■ **Exercise**
Extract, from the listing that follows, each line containing the word "euros".

■ **Raw data**
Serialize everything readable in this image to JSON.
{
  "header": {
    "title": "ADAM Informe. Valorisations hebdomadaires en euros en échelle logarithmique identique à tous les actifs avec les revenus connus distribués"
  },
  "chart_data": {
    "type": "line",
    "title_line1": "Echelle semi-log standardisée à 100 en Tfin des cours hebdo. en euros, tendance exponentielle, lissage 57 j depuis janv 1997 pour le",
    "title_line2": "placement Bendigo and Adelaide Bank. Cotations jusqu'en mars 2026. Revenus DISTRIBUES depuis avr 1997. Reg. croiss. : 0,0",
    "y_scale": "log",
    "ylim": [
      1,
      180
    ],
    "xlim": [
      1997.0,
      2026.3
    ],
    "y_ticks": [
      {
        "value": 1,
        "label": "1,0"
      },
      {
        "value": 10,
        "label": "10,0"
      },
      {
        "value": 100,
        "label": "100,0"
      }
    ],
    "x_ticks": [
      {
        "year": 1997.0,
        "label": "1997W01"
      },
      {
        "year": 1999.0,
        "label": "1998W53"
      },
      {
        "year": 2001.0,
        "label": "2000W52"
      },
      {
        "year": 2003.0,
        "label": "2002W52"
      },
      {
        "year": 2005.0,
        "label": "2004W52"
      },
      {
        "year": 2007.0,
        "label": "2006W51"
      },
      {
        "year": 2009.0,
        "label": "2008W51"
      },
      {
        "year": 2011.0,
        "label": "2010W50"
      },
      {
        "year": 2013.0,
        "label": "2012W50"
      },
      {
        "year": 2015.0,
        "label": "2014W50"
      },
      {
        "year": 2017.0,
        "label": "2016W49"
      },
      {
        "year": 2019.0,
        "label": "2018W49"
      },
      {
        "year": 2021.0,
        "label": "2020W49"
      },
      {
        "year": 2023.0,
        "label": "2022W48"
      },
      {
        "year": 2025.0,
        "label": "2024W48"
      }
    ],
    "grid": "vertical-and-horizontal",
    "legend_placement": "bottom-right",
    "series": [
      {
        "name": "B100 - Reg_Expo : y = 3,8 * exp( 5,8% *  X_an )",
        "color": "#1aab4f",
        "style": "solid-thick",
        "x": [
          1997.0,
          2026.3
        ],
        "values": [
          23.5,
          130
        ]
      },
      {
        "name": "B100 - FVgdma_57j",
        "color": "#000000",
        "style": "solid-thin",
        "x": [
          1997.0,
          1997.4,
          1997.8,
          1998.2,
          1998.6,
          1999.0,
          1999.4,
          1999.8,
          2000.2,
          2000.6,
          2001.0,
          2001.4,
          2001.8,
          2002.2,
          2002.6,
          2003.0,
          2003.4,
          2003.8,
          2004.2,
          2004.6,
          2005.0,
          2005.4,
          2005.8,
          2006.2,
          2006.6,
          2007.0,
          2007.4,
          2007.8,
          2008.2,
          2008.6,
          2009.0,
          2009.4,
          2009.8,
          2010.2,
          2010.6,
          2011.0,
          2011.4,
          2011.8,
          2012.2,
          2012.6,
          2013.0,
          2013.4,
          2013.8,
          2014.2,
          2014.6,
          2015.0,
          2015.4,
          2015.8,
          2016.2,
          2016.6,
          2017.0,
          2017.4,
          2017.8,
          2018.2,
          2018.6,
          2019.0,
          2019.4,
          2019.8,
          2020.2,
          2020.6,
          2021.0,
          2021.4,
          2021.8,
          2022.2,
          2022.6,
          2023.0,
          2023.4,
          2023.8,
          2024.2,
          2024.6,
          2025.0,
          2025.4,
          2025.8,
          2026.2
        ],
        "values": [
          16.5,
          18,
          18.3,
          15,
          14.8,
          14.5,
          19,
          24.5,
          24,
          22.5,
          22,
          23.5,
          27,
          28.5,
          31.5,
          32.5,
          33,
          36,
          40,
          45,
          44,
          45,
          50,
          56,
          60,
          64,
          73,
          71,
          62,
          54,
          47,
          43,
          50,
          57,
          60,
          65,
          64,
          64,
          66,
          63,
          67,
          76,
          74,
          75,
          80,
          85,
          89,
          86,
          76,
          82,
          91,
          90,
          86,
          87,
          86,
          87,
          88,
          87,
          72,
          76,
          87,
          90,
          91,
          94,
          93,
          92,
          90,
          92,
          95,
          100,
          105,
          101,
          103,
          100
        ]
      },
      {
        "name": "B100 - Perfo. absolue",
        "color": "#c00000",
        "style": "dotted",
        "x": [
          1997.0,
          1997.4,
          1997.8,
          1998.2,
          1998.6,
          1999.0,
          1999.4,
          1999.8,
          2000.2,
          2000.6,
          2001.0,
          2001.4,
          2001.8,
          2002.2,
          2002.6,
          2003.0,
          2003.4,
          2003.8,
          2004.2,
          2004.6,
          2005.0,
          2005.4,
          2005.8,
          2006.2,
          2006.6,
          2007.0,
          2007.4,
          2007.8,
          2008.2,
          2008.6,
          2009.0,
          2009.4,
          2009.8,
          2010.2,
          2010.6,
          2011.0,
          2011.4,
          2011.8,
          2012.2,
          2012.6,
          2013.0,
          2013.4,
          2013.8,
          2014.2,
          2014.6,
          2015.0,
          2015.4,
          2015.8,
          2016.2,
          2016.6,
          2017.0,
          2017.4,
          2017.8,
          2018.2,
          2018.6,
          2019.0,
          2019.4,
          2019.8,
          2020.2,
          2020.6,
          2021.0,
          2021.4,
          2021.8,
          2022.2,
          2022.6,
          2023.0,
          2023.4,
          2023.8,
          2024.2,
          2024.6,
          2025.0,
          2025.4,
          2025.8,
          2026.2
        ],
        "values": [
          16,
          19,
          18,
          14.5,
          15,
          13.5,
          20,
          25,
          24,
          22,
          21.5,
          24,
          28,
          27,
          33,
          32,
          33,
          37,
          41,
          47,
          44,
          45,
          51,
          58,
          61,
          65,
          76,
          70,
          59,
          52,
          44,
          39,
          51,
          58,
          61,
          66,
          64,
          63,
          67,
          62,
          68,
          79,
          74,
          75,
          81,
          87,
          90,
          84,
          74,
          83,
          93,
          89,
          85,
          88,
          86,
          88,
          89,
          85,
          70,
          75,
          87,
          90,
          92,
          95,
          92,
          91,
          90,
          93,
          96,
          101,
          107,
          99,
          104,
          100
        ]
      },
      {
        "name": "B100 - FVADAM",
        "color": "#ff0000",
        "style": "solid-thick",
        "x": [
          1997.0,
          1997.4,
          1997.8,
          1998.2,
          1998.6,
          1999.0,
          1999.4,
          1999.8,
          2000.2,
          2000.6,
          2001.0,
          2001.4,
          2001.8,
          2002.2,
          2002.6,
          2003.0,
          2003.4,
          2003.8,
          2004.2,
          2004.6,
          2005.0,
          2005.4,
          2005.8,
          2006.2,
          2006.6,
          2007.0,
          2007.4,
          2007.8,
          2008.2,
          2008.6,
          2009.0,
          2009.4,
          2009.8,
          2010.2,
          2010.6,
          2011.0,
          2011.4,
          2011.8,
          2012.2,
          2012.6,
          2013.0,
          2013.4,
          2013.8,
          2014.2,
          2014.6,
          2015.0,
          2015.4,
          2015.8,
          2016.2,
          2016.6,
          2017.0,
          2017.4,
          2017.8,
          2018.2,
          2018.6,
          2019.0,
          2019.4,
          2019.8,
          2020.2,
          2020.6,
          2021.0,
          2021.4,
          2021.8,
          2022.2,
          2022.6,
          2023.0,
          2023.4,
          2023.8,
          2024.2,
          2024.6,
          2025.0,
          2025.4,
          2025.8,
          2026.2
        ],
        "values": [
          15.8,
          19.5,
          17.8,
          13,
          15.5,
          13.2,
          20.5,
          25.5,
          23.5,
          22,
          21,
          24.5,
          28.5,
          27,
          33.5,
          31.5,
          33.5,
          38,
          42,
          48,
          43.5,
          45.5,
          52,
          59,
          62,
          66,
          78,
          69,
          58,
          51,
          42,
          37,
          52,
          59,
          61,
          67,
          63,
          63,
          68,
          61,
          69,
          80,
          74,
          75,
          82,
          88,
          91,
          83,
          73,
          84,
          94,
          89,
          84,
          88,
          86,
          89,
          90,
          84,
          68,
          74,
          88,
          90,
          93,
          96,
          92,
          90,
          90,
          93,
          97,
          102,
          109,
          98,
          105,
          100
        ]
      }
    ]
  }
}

■ **Completed task**
    "title": "ADAM Informe. Valorisations hebdomadaires en euros en échelle logarithmique identique à tous les actifs avec les revenus connus distribués"
    "title_line1": "Echelle semi-log standardisée à 100 en Tfin des cours hebdo. en euros, tendance exponentielle, lissage 57 j depuis janv 1997 pour le",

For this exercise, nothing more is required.